Task objective |
Your task is to gather the lines below that hold the string "Station".

--- Records supplied ---

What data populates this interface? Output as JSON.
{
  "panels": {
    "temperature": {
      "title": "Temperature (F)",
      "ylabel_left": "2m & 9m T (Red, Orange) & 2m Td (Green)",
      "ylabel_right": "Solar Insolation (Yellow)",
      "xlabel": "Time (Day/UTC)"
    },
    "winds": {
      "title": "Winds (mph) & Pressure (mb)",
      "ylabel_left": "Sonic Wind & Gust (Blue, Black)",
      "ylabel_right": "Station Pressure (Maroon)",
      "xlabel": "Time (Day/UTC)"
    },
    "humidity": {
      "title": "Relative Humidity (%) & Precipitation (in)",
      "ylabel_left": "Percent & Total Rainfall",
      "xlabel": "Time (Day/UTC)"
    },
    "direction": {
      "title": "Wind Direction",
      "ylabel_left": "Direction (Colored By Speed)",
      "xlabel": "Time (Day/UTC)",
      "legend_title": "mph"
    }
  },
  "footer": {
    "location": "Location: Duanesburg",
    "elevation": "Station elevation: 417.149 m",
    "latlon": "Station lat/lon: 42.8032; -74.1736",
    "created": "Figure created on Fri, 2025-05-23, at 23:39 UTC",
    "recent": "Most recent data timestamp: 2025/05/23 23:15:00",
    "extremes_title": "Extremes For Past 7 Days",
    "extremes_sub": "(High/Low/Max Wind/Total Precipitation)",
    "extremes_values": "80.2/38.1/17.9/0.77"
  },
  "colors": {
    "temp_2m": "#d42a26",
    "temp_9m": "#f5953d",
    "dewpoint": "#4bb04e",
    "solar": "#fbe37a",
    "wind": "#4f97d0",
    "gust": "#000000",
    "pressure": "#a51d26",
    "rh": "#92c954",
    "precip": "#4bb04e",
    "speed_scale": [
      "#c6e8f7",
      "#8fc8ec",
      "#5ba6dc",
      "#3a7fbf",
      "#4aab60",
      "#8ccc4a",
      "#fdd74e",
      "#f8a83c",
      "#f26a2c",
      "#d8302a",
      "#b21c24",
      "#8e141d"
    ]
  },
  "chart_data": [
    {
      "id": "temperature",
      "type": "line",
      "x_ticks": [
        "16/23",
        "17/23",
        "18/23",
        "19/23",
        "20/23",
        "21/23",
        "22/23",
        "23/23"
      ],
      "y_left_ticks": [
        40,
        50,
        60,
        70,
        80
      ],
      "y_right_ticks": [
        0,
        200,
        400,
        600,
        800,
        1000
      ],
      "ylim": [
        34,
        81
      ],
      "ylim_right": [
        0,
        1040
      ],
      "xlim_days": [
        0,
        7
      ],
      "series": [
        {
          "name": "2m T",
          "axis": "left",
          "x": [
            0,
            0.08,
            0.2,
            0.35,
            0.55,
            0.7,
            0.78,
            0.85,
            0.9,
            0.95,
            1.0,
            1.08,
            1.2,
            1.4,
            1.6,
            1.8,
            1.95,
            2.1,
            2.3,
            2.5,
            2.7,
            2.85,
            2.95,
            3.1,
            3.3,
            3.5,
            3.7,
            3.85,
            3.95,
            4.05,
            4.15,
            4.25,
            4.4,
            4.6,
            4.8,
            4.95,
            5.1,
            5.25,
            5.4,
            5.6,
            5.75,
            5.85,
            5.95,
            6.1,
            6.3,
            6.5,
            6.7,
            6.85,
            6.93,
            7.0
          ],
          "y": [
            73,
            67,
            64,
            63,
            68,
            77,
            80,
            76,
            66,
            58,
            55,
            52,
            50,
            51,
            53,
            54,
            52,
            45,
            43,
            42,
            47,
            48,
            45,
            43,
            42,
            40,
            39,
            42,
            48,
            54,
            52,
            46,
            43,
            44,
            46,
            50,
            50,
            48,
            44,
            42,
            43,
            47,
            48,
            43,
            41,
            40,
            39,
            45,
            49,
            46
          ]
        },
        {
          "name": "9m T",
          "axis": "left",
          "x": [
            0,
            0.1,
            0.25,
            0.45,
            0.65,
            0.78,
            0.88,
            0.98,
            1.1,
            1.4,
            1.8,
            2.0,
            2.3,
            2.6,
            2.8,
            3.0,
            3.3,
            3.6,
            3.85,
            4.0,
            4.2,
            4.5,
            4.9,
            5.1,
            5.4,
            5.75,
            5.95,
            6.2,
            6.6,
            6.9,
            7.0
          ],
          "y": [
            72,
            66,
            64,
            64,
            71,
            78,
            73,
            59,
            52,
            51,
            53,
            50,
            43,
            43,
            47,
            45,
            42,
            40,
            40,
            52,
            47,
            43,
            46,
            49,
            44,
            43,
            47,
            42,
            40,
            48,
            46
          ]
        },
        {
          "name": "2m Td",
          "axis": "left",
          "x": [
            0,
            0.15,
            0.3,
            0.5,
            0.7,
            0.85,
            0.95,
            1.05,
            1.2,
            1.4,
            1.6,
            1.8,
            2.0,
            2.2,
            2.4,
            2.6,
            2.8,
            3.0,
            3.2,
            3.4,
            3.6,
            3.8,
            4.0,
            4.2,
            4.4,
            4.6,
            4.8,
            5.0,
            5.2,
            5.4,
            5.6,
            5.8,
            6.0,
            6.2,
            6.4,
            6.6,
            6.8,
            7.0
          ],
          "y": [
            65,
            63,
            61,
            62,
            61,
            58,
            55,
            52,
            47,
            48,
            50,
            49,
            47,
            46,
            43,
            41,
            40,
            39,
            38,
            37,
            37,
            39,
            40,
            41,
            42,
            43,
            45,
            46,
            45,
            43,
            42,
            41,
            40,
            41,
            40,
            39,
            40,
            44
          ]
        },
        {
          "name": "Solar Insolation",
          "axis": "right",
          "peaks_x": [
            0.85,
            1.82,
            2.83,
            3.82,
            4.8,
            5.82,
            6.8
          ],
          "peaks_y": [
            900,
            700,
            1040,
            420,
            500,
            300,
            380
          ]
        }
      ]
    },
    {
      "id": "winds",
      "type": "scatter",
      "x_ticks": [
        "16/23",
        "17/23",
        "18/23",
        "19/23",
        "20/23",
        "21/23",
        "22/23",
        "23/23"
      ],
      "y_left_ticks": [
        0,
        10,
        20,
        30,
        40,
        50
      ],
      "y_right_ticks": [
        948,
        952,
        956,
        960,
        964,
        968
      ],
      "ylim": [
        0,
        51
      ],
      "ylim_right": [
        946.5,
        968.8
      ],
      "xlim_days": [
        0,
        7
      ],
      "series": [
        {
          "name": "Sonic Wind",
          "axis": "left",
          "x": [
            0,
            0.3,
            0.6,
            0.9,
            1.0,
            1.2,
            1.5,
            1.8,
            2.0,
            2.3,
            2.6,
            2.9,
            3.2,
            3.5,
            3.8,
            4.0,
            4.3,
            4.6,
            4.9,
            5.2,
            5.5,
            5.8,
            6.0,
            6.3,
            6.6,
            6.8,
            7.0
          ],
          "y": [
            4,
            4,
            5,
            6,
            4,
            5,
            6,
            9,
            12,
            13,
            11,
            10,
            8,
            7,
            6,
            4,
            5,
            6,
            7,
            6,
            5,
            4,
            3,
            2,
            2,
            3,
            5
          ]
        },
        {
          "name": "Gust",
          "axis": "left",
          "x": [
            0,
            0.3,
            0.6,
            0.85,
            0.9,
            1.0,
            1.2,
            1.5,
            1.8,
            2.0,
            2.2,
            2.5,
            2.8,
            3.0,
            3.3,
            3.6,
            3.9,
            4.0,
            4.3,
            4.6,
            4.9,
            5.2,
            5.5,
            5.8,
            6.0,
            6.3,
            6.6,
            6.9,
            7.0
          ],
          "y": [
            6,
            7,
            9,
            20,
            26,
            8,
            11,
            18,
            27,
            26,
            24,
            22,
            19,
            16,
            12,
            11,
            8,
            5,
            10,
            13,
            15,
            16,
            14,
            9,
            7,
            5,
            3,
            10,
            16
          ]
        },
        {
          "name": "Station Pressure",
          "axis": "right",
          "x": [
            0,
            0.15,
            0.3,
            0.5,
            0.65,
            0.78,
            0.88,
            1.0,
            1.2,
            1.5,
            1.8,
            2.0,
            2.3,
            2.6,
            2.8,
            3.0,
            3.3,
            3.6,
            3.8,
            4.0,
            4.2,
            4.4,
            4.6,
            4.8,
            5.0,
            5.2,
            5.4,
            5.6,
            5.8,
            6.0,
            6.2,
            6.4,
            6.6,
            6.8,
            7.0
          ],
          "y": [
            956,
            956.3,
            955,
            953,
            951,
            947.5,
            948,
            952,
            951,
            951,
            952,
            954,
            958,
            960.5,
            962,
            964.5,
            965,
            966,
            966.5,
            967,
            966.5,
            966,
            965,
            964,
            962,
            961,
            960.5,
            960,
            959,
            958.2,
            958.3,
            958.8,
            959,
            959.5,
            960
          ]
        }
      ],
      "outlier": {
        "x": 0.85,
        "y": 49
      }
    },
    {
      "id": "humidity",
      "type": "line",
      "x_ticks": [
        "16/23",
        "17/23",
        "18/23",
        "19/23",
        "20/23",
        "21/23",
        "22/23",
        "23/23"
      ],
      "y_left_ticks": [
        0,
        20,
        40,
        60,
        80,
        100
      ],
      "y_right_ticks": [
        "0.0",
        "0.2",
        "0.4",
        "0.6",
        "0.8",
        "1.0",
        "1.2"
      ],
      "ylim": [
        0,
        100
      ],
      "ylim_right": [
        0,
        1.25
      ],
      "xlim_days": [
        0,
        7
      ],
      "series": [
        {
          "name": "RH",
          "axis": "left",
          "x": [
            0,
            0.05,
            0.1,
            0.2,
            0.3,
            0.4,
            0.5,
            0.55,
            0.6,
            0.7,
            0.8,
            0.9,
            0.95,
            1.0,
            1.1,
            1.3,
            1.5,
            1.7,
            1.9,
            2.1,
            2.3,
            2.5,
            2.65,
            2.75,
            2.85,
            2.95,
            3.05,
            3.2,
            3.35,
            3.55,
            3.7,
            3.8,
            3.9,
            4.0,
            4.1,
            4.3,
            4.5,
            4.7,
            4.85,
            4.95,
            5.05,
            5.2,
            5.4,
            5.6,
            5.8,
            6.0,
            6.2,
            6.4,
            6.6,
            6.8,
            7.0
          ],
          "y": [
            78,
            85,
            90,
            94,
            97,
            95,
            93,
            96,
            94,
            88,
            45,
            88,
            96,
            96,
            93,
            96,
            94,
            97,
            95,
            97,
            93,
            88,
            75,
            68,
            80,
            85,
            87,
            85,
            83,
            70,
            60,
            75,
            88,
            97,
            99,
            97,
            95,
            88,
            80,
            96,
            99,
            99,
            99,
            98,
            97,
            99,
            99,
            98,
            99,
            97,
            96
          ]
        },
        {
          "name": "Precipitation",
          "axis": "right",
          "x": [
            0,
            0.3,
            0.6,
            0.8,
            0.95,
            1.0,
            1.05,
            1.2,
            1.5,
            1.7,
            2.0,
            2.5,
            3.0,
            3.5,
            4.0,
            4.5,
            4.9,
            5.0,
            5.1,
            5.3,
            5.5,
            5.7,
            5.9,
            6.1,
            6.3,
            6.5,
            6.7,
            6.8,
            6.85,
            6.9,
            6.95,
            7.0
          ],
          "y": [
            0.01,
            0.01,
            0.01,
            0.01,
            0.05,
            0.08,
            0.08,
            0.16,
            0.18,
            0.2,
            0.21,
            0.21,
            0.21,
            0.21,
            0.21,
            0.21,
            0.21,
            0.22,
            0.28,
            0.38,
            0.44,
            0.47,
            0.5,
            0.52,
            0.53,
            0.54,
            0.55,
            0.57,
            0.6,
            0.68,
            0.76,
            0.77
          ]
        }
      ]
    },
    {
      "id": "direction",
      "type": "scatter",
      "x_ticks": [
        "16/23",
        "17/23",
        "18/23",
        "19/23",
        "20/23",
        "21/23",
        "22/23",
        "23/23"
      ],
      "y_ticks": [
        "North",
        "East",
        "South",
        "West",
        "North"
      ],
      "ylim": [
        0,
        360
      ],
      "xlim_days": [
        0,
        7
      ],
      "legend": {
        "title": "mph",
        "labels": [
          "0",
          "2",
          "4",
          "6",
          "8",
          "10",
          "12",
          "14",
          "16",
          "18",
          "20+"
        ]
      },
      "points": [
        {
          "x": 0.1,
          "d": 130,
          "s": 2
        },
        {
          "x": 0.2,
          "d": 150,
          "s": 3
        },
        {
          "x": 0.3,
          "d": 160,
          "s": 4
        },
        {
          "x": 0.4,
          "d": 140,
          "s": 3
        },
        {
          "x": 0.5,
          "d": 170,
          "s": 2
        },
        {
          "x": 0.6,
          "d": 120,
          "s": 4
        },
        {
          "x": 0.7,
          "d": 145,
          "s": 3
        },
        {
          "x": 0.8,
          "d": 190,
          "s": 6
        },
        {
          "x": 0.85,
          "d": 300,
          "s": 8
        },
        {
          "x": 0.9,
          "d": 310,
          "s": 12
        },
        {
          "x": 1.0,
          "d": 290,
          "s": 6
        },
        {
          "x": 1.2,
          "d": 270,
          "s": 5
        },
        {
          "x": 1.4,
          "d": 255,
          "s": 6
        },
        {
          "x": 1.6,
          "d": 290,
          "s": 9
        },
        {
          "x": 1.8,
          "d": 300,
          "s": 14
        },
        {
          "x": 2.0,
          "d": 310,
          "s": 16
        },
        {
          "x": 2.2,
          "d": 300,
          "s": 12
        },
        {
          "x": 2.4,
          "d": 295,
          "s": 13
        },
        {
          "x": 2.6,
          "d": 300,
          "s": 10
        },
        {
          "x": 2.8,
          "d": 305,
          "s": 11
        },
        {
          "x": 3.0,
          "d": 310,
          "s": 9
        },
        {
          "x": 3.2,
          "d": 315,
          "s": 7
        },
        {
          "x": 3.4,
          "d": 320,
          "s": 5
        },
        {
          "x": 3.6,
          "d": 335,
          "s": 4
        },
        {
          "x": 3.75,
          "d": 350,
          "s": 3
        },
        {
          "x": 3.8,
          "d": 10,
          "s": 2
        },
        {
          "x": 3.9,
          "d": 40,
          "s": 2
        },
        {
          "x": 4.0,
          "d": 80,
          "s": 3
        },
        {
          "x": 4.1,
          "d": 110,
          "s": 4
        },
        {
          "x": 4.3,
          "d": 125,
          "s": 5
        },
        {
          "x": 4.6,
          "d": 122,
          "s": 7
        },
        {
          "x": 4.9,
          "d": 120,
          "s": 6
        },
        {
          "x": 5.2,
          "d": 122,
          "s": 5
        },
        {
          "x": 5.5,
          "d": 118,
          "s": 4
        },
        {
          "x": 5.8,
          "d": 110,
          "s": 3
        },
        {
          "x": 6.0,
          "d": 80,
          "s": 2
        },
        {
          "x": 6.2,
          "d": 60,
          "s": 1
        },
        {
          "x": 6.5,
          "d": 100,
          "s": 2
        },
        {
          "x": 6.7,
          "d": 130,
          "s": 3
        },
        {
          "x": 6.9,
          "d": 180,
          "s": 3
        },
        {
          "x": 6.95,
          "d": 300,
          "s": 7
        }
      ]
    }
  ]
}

---

Expected answer |
      "ylabel_right": "Station Pressure (Maroon)",
    "elevation": "Station elevation: 417.149 m",
    "latlon": "Station lat/lon: 42.8032; -74.1736",
          "name": "Station Pressure",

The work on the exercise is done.